DOCUMENT SEGMENT |
In a 1956 speech before a closed session of the 20th Congress of the Communist Party of the Soviet Union (cpsu), Nikita Khrushchev announced that crimes against socialism had been committed by the once-revered “Uncle Joe” and that Stalin had encouraged a destructive “cult of the personality.” All of this, as well as disturbing reports of the repression of dissident mobilizations in Soviet-controlled parts of eastern and central Europe, gave rise to a series of recriminations and reassessments. Laxer’s father, recently returned from an eye-opening trip to the Soviet Union, joined other Canadian Communists in an opposition movement, insisting that revolutionary socialists had to right the wrongs of the past and ensure that their party, led by Tim Buck, strike out in new directions. Gérard Fortin describes one meeting in Toronto, conveying something of the tense, combative atmosphere of the times:

Buck’s face was like thunder as we criticized the Party for slavishly copying the Soviet Union, told them that the situation had changed and we now needed a Communist Party concerned primarily with Canada and the Canadians (while, of course, maintaining all respect for the Soviet Union and its great achievements). Our statement was received in dead silence. As we walked out of the meeting I remember Stanley Ryerson, one of the few members from English Canada who could speak French, hissing at us as we passed, “Traîtres!” (Traitors!)2

In the end, no consensus could be reached among Canadian Communists in 1956–57. Those resistant to change carried the political day. The year 1956, a long time coming, revealed fault lines in Canadian Communism’s project. Such political fissures, like so much of the history of communism, had their origins in international developments that would reverberate within the local, regional, and national peculiarities of Canada.

WHAT YOU HAVE TO DO | In the passage on Canadian Communism in 1956, write out everything from "In the end, no" down to "peculiarities of Canada.".

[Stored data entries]

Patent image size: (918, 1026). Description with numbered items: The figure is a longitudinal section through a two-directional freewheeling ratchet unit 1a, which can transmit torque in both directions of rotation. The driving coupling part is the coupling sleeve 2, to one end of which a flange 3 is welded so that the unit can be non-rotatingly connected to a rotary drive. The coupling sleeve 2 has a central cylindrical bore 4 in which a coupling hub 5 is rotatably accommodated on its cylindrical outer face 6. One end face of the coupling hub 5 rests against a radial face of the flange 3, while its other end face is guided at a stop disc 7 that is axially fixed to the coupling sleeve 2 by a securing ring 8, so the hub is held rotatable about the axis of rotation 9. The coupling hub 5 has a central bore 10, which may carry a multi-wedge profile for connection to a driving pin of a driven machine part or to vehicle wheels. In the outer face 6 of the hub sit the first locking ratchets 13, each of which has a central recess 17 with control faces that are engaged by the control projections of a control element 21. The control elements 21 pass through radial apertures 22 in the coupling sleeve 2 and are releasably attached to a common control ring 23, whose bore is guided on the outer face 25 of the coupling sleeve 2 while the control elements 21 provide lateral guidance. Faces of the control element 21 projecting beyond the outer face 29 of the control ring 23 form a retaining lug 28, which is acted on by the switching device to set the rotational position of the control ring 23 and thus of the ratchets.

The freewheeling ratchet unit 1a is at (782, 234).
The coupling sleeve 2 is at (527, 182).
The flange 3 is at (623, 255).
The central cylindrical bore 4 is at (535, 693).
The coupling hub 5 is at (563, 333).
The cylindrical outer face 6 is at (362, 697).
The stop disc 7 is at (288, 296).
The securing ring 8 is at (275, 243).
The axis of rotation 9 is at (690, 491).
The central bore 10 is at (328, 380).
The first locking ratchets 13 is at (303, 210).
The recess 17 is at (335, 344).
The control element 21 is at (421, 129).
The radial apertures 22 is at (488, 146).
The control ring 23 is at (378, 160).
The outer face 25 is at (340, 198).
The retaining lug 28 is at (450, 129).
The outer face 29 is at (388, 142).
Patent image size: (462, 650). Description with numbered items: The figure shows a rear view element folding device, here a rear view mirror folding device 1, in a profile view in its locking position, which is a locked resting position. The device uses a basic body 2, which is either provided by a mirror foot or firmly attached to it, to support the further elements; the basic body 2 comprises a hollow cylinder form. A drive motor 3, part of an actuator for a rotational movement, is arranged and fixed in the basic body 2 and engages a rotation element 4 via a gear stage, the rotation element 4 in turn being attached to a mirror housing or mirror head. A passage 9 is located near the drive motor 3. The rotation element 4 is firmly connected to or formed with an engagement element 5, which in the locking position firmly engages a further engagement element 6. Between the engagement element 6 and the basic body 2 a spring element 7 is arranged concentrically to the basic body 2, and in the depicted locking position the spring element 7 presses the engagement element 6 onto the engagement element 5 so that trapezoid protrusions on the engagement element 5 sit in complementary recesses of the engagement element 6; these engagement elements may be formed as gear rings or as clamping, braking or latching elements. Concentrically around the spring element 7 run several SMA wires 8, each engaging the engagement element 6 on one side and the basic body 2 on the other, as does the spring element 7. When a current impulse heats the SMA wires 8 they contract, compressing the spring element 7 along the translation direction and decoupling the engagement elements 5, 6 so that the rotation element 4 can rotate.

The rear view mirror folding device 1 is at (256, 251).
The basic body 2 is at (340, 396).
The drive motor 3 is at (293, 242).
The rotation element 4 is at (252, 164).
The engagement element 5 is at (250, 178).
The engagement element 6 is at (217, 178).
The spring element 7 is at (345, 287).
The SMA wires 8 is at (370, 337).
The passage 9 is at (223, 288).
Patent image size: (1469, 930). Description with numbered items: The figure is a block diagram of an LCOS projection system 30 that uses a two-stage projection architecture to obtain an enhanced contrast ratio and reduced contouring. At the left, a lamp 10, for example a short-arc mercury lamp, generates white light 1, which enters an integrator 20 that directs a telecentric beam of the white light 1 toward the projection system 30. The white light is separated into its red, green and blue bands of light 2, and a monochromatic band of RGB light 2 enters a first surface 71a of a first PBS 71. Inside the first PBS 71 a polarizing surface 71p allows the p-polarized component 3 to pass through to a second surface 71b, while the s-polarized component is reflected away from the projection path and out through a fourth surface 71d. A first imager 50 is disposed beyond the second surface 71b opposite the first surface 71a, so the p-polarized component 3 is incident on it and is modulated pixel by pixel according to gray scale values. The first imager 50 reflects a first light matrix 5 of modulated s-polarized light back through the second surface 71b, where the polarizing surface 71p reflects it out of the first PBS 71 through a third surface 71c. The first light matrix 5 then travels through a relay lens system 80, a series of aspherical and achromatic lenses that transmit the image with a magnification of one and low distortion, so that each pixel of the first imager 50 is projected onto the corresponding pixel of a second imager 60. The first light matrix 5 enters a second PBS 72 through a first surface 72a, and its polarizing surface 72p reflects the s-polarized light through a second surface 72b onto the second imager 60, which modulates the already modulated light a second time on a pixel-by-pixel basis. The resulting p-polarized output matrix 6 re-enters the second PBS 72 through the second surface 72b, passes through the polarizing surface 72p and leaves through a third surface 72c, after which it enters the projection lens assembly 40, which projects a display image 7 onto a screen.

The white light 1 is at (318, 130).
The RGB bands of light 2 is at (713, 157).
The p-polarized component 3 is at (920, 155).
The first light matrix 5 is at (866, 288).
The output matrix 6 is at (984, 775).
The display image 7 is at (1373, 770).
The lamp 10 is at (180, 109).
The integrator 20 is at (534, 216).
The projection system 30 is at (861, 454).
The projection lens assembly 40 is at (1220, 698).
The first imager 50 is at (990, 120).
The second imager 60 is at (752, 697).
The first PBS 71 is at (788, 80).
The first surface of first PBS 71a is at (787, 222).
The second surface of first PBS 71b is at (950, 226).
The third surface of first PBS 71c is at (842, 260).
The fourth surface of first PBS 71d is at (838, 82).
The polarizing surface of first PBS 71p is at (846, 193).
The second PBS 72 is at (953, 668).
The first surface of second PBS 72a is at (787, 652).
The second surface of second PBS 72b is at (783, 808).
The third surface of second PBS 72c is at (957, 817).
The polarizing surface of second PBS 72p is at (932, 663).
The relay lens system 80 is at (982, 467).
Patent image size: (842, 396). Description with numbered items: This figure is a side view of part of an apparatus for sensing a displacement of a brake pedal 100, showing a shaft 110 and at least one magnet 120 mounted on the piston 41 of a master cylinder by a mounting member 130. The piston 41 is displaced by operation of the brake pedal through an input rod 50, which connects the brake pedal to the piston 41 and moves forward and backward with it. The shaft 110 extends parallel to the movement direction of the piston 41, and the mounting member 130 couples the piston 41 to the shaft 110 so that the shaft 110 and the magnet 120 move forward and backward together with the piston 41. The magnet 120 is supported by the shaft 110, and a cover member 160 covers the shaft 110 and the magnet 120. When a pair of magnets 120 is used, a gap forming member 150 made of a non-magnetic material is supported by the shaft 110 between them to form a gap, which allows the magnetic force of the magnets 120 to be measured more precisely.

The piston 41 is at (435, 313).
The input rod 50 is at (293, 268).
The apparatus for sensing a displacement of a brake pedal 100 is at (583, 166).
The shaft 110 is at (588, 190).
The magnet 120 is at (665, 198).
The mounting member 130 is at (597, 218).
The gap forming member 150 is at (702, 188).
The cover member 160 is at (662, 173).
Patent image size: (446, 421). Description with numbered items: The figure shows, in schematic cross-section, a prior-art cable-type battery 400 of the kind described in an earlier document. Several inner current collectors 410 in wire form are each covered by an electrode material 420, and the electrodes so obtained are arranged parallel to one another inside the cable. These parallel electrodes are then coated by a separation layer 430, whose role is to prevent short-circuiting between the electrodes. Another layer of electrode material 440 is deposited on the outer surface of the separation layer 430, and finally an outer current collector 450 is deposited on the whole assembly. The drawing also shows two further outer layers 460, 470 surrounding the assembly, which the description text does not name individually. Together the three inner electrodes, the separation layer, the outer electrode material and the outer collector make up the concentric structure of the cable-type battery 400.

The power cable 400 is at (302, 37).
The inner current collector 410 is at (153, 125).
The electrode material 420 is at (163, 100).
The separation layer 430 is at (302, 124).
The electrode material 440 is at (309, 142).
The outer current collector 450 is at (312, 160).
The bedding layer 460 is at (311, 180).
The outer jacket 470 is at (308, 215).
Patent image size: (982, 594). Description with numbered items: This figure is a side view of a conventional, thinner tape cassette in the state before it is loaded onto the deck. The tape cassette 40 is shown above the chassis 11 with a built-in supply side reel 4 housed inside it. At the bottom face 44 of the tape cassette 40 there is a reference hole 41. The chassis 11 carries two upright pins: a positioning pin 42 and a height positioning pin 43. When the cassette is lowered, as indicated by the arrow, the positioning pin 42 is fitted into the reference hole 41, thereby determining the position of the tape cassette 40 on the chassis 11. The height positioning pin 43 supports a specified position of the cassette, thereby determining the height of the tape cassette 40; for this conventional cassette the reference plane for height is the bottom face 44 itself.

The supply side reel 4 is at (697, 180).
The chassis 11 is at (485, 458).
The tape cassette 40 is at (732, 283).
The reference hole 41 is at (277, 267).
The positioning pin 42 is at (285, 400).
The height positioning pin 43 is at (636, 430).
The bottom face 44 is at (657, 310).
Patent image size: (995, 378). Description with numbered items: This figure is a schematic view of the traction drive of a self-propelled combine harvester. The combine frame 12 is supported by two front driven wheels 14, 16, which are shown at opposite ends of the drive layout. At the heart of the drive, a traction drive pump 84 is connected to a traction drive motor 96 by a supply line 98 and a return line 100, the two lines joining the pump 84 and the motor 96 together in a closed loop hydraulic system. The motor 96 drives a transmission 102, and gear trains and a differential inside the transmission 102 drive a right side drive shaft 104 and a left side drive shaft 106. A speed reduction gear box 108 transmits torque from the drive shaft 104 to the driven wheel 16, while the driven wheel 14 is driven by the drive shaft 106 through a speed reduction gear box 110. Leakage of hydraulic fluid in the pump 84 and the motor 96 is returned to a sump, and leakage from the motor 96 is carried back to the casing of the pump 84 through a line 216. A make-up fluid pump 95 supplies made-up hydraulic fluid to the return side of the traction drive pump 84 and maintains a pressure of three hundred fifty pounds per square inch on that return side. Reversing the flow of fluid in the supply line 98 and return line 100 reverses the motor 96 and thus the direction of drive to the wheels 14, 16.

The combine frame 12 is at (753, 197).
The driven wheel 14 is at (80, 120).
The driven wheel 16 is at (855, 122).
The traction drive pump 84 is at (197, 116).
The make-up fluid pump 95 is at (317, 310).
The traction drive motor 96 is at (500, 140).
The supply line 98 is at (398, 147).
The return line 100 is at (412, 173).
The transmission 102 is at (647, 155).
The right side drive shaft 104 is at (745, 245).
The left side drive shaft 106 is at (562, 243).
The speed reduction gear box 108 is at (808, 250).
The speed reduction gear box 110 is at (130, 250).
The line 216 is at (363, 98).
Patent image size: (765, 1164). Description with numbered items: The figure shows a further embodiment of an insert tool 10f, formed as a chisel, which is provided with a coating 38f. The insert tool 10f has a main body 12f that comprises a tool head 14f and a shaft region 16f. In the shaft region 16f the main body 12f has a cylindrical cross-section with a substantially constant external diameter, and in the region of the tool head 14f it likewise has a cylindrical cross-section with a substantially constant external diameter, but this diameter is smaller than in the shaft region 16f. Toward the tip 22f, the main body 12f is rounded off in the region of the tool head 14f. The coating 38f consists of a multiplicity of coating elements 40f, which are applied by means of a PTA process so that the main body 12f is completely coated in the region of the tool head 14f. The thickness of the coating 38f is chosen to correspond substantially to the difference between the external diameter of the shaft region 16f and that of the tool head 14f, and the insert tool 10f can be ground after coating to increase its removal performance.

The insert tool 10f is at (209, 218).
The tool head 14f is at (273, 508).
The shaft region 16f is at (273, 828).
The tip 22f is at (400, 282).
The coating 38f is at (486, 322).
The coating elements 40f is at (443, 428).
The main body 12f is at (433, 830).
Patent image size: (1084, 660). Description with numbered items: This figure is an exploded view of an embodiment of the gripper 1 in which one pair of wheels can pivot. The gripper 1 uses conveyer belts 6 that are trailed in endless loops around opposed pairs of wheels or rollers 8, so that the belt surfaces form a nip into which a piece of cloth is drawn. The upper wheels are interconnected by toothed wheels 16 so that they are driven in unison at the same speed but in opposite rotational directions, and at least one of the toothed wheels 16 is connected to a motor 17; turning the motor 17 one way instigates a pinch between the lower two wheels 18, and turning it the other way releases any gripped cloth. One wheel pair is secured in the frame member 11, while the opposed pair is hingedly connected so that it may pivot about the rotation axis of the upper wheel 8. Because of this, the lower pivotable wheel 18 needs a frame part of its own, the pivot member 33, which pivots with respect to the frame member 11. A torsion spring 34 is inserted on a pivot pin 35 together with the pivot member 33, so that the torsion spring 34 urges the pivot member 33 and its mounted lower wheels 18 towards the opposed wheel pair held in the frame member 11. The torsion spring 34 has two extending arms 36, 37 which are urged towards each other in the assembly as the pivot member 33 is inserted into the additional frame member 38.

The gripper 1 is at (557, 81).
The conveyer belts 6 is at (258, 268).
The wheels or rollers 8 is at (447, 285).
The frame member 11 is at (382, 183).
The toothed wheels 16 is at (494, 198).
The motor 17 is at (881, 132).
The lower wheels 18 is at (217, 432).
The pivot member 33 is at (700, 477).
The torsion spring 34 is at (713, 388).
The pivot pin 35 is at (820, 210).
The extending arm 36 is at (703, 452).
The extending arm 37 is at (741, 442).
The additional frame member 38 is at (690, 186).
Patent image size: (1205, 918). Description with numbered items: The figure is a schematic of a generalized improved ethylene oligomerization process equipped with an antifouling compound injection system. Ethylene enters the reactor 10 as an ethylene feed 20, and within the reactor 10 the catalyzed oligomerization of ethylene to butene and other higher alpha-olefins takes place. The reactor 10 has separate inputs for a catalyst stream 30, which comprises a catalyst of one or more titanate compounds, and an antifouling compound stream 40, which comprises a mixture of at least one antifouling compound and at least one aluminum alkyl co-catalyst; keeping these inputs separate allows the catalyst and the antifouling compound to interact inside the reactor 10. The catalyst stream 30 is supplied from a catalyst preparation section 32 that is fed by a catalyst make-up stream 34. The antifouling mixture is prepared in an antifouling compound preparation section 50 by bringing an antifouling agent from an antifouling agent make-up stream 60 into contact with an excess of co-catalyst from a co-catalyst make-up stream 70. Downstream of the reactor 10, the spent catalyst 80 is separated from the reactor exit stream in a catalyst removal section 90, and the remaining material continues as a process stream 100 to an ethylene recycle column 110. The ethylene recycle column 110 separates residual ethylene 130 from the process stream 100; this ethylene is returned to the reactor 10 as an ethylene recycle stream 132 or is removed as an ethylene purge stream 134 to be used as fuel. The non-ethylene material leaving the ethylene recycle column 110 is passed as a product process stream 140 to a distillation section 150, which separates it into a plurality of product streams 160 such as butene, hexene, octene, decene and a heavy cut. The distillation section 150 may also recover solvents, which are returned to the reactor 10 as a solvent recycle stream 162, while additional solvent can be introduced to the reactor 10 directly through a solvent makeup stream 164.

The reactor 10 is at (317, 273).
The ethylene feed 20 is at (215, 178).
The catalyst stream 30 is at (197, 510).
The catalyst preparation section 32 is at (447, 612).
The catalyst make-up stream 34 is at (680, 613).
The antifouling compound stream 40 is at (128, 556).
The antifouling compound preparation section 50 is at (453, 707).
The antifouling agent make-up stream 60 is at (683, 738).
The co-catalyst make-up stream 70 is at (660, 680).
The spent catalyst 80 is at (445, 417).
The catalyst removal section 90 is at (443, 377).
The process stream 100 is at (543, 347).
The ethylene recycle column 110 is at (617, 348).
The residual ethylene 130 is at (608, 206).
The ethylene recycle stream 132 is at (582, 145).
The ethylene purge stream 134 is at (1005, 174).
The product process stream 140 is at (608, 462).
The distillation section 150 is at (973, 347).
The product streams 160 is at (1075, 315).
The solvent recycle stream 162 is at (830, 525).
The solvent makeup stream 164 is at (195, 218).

TASK OUTPUT |
In the end, no consensus could be reached among Canadian Communists in 1956–57. Those resistant to change carried the political day. The year 1956, a long time coming, revealed fault lines in Canadian Communism’s project. Such political fissures, like so much of the history of communism, had their origins in international developments that would reverberate within the local, regional, and national peculiarities of Canada.